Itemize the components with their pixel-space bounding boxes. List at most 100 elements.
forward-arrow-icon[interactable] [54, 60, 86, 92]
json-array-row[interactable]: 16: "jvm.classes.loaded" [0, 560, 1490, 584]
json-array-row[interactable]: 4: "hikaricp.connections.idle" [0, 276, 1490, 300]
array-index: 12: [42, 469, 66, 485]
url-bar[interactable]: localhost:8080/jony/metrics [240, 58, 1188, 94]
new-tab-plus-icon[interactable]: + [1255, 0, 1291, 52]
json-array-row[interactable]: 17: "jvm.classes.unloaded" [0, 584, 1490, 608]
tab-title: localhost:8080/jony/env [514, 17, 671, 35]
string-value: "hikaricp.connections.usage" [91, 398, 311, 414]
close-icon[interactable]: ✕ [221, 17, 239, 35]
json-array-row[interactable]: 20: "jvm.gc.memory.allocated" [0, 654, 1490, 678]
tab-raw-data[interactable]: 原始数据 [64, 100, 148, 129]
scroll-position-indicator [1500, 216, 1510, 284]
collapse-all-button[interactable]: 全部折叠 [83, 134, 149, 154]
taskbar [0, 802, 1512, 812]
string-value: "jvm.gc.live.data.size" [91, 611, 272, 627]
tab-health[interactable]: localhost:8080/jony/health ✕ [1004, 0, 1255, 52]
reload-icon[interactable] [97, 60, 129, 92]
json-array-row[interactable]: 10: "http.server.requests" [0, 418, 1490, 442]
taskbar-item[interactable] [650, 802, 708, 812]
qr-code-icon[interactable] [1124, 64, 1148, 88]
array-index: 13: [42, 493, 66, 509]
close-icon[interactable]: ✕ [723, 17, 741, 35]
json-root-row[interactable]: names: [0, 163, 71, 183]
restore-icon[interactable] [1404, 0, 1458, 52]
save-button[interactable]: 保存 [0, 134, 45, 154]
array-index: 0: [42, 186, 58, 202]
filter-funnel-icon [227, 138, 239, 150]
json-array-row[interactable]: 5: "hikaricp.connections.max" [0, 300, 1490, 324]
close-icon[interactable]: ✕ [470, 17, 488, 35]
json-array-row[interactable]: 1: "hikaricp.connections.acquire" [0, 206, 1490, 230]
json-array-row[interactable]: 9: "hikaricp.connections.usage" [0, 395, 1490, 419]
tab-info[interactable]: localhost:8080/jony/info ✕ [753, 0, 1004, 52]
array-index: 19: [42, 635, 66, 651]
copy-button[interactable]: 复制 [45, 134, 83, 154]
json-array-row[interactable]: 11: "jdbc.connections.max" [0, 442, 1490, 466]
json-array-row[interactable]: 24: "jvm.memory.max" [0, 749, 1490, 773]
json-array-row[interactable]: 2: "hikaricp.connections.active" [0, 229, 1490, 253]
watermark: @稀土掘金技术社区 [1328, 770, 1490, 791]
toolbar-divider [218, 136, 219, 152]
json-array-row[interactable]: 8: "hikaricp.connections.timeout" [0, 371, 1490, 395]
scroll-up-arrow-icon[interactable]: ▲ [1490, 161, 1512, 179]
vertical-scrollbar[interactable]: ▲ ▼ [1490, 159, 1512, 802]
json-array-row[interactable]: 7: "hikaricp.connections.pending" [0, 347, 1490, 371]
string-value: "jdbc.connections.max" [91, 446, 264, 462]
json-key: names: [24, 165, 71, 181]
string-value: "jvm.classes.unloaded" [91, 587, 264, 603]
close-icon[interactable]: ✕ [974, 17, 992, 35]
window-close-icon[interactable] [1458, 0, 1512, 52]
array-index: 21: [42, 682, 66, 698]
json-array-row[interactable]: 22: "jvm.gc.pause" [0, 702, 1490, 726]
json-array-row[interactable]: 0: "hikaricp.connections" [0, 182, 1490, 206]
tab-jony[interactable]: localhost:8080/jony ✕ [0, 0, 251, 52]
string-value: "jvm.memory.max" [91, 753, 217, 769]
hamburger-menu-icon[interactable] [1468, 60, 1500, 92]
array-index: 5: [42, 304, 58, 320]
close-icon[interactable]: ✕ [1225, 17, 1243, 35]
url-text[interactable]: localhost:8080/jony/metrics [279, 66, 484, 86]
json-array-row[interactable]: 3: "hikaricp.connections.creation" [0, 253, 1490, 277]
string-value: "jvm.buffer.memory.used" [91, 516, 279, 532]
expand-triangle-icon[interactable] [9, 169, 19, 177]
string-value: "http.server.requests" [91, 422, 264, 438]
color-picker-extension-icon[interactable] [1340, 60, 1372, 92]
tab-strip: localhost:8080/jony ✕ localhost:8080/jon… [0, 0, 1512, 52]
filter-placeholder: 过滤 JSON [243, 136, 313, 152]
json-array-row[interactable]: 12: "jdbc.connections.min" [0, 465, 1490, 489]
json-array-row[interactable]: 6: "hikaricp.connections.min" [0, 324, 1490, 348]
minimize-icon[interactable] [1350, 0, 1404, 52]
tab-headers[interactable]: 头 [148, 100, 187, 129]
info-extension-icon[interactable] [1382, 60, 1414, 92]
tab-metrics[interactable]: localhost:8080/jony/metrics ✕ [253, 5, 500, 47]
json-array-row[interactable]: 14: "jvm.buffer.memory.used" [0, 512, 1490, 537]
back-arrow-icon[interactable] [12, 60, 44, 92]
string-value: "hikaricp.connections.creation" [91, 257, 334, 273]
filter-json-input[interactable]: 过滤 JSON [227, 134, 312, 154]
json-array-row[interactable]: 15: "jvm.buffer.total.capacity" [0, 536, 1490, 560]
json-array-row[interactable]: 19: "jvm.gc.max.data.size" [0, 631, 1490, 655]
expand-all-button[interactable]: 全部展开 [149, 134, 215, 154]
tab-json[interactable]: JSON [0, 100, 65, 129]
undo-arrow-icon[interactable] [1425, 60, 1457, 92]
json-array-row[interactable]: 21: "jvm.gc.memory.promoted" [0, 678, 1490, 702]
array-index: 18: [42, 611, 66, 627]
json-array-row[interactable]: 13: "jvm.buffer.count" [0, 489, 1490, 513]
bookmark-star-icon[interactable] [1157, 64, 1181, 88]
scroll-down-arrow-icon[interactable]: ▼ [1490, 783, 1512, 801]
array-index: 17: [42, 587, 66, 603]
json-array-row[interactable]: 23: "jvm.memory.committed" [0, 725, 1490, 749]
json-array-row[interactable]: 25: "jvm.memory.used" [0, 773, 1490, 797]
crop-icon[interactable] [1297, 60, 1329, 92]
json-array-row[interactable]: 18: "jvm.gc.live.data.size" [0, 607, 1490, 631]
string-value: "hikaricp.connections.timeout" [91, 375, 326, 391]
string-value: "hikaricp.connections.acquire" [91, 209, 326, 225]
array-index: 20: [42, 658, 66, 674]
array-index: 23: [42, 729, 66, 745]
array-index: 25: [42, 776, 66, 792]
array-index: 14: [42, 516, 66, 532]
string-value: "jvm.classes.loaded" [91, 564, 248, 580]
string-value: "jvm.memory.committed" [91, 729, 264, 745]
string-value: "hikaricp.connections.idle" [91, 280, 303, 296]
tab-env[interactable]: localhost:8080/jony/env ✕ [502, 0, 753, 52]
-*-*-
Copy the records above line for line, without any changes.

Itemize the components with their pixel-space bounding boxes. List at most 100 elements.
forward-arrow-icon[interactable] [54, 60, 86, 92]
json-array-row[interactable]: 16: "jvm.classes.loaded" [0, 560, 1490, 584]
json-array-row[interactable]: 4: "hikaricp.connections.idle" [0, 276, 1490, 300]
array-index: 12: [42, 469, 66, 485]
url-bar[interactable]: localhost:8080/jony/metrics [240, 58, 1188, 94]
new-tab-plus-icon[interactable]: + [1255, 0, 1291, 52]
json-array-row[interactable]: 17: "jvm.classes.unloaded" [0, 584, 1490, 608]
tab-title: localhost:8080/jony/env [514, 17, 671, 35]
string-value: "hikaricp.connections.usage" [91, 398, 311, 414]
close-icon[interactable]: ✕ [221, 17, 239, 35]
json-array-row[interactable]: 20: "jvm.gc.memory.allocated" [0, 654, 1490, 678]
tab-raw-data[interactable]: 原始数据 [64, 100, 148, 129]
scroll-position-indicator [1500, 216, 1510, 284]
collapse-all-button[interactable]: 全部折叠 [83, 134, 149, 154]
taskbar [0, 802, 1512, 812]
string-value: "jvm.gc.live.data.size" [91, 611, 272, 627]
tab-health[interactable]: localhost:8080/jony/health ✕ [1004, 0, 1255, 52]
reload-icon[interactable] [97, 60, 129, 92]
json-array-row[interactable]: 10: "http.server.requests" [0, 418, 1490, 442]
taskbar-item[interactable] [650, 802, 708, 812]
qr-code-icon[interactable] [1124, 64, 1148, 88]
array-index: 13: [42, 493, 66, 509]
close-icon[interactable]: ✕ [723, 17, 741, 35]
json-root-row[interactable]: names: [0, 163, 71, 183]
restore-icon[interactable] [1404, 0, 1458, 52]
save-button[interactable]: 保存 [0, 134, 45, 154]
array-index: 0: [42, 186, 58, 202]
filter-funnel-icon [227, 138, 239, 150]
json-array-row[interactable]: 5: "hikaricp.connections.max" [0, 300, 1490, 324]
close-icon[interactable]: ✕ [470, 17, 488, 35]
json-array-row[interactable]: 1: "hikaricp.connections.acquire" [0, 206, 1490, 230]
json-array-row[interactable]: 9: "hikaricp.connections.usage" [0, 395, 1490, 419]
tab-info[interactable]: localhost:8080/jony/info ✕ [753, 0, 1004, 52]
array-index: 19: [42, 635, 66, 651]
copy-button[interactable]: 复制 [45, 134, 83, 154]
json-array-row[interactable]: 11: "jdbc.connections.max" [0, 442, 1490, 466]
json-array-row[interactable]: 24: "jvm.memory.max" [0, 749, 1490, 773]
json-array-row[interactable]: 2: "hikaricp.connections.active" [0, 229, 1490, 253]
watermark: @稀土掘金技术社区 [1328, 770, 1490, 791]
toolbar-divider [218, 136, 219, 152]
json-array-row[interactable]: 8: "hikaricp.connections.timeout" [0, 371, 1490, 395]
scroll-up-arrow-icon[interactable]: ▲ [1490, 161, 1512, 179]
vertical-scrollbar[interactable]: ▲ ▼ [1490, 159, 1512, 802]
json-array-row[interactable]: 7: "hikaricp.connections.pending" [0, 347, 1490, 371]
string-value: "jdbc.connections.max" [91, 446, 264, 462]
json-key: names: [24, 165, 71, 181]
string-value: "jvm.classes.unloaded" [91, 587, 264, 603]
close-icon[interactable]: ✕ [974, 17, 992, 35]
window-close-icon[interactable] [1458, 0, 1512, 52]
array-index: 21: [42, 682, 66, 698]
json-array-row[interactable]: 22: "jvm.gc.pause" [0, 702, 1490, 726]
json-array-row[interactable]: 0: "hikaricp.connections" [0, 182, 1490, 206]
tab-jony[interactable]: localhost:8080/jony ✕ [0, 0, 251, 52]
string-value: "jvm.memory.max" [91, 753, 217, 769]
hamburger-menu-icon[interactable] [1468, 60, 1500, 92]
array-index: 5: [42, 304, 58, 320]
close-icon[interactable]: ✕ [1225, 17, 1243, 35]
url-text[interactable]: localhost:8080/jony/metrics [279, 66, 484, 86]
json-array-row[interactable]: 3: "hikaricp.connections.creation" [0, 253, 1490, 277]
string-value: "jvm.buffer.memory.used" [91, 516, 279, 532]
expand-triangle-icon[interactable] [9, 169, 19, 177]
string-value: "http.server.requests" [91, 422, 264, 438]
color-picker-extension-icon[interactable] [1340, 60, 1372, 92]
tab-strip: localhost:8080/jony ✕ localhost:8080/jon… [0, 0, 1512, 52]
filter-placeholder: 过滤 JSON [243, 136, 313, 152]
json-array-row[interactable]: 12: "jdbc.connections.min" [0, 465, 1490, 489]
json-array-row[interactable]: 6: "hikaricp.connections.min" [0, 324, 1490, 348]
minimize-icon[interactable] [1350, 0, 1404, 52]
tab-headers[interactable]: 头 [148, 100, 187, 129]
info-extension-icon[interactable] [1382, 60, 1414, 92]
tab-metrics[interactable]: localhost:8080/jony/metrics ✕ [253, 5, 500, 47]
json-array-row[interactable]: 14: "jvm.buffer.memory.used" [0, 512, 1490, 537]
back-arrow-icon[interactable] [12, 60, 44, 92]
string-value: "hikaricp.connections.creation" [91, 257, 334, 273]
filter-json-input[interactable]: 过滤 JSON [227, 134, 312, 154]
json-array-row[interactable]: 15: "jvm.buffer.total.capacity" [0, 536, 1490, 560]
json-array-row[interactable]: 19: "jvm.gc.max.data.size" [0, 631, 1490, 655]
expand-all-button[interactable]: 全部展开 [149, 134, 215, 154]
tab-json[interactable]: JSON [0, 100, 65, 129]
undo-arrow-icon[interactable] [1425, 60, 1457, 92]
json-array-row[interactable]: 21: "jvm.gc.memory.promoted" [0, 678, 1490, 702]
array-index: 18: [42, 611, 66, 627]
json-array-row[interactable]: 13: "jvm.buffer.count" [0, 489, 1490, 513]
bookmark-star-icon[interactable] [1157, 64, 1181, 88]
scroll-down-arrow-icon[interactable]: ▼ [1490, 783, 1512, 801]
array-index: 17: [42, 587, 66, 603]
json-array-row[interactable]: 23: "jvm.memory.committed" [0, 725, 1490, 749]
json-array-row[interactable]: 25: "jvm.memory.used" [0, 773, 1490, 797]
crop-icon[interactable] [1297, 60, 1329, 92]
json-array-row[interactable]: 18: "jvm.gc.live.data.size" [0, 607, 1490, 631]
string-value: "hikaricp.connections.timeout" [91, 375, 326, 391]
string-value: "hikaricp.connections.acquire" [91, 209, 326, 225]
array-index: 20: [42, 658, 66, 674]
array-index: 23: [42, 729, 66, 745]
array-index: 25: [42, 776, 66, 792]
array-index: 14: [42, 516, 66, 532]
string-value: "jvm.classes.loaded" [91, 564, 248, 580]
string-value: "jvm.memory.committed" [91, 729, 264, 745]
string-value: "hikaricp.connections.idle" [91, 280, 303, 296]
tab-env[interactable]: localhost:8080/jony/env ✕ [502, 0, 753, 52]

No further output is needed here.